▶ Instructions to follow
Produce a word-for-word copy of the listing below without its pictures.

[Start Dataset records]

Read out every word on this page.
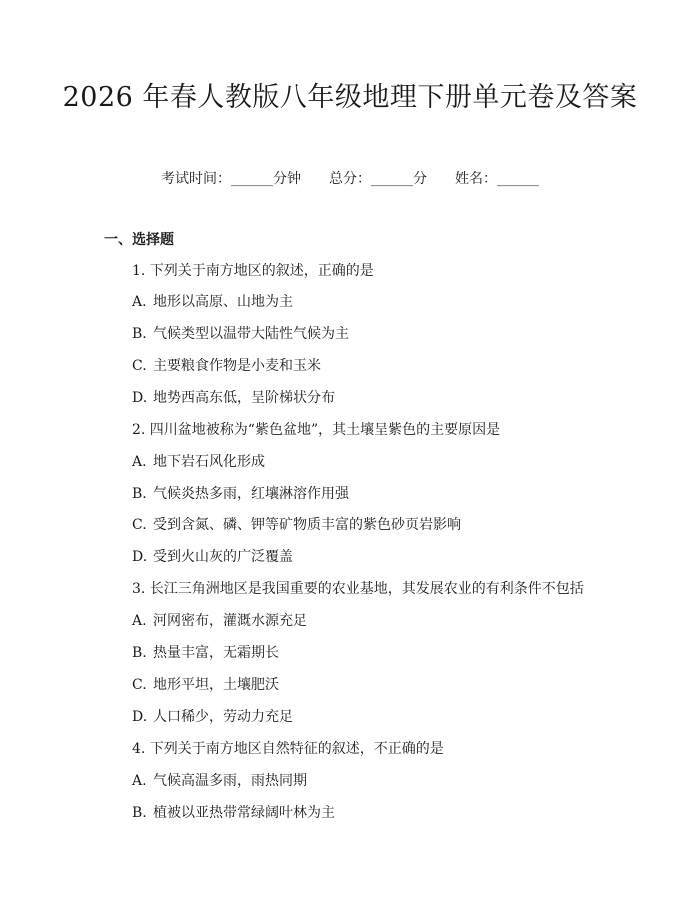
2026 年春人教版八年级地理下册单元卷及答案
考试时间：______分钟 总分：______分 姓名：______
一、选择题
1. 下列关于南方地区的叙述，正确的是
A. 地形以高原、山地为主
B. 气候类型以温带大陆性气候为主
C. 主要粮食作物是小麦和玉米
D. 地势西高东低，呈阶梯状分布
2. 四川盆地被称为“紫色盆地”，其土壤呈紫色的主要原因是
A. 地下岩石风化形成
B. 气候炎热多雨，红壤淋溶作用强
C. 受到含氮、磷、钾等矿物质丰富的紫色砂页岩影响
D. 受到火山灰的广泛覆盖
3. 长江三角洲地区是我国重要的农业基地，其发展农业的有利条件不包括
A. 河网密布，灌溉水源充足
B. 热量丰富，无霜期长
C. 地形平坦，土壤肥沃
D. 人口稀少，劳动力充足
4. 下列关于南方地区自然特征的叙述，不正确的是
A. 气候高温多雨，雨热同期
B. 植被以亚热带常绿阔叶林为主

[End Dataset records]

▶ Output of the task
Read out every word on this page.
2026 年春人教版八年级地理下册单元卷及答案
考试时间：______分钟 总分：______分 姓名：______
一、选择题
1. 下列关于南方地区的叙述，正确的是
A. 地形以高原、山地为主
B. 气候类型以温带大陆性气候为主
C. 主要粮食作物是小麦和玉米
D. 地势西高东低，呈阶梯状分布
2. 四川盆地被称为“紫色盆地”，其土壤呈紫色的主要原因是
A. 地下岩石风化形成
B. 气候炎热多雨，红壤淋溶作用强
C. 受到含氮、磷、钾等矿物质丰富的紫色砂页岩影响
D. 受到火山灰的广泛覆盖
3. 长江三角洲地区是我国重要的农业基地，其发展农业的有利条件不包括
A. 河网密布，灌溉水源充足
B. 热量丰富，无霜期长
C. 地形平坦，土壤肥沃
D. 人口稀少，劳动力充足
4. 下列关于南方地区自然特征的叙述，不正确的是
A. 气候高温多雨，雨热同期
B. 植被以亚热带常绿阔叶林为主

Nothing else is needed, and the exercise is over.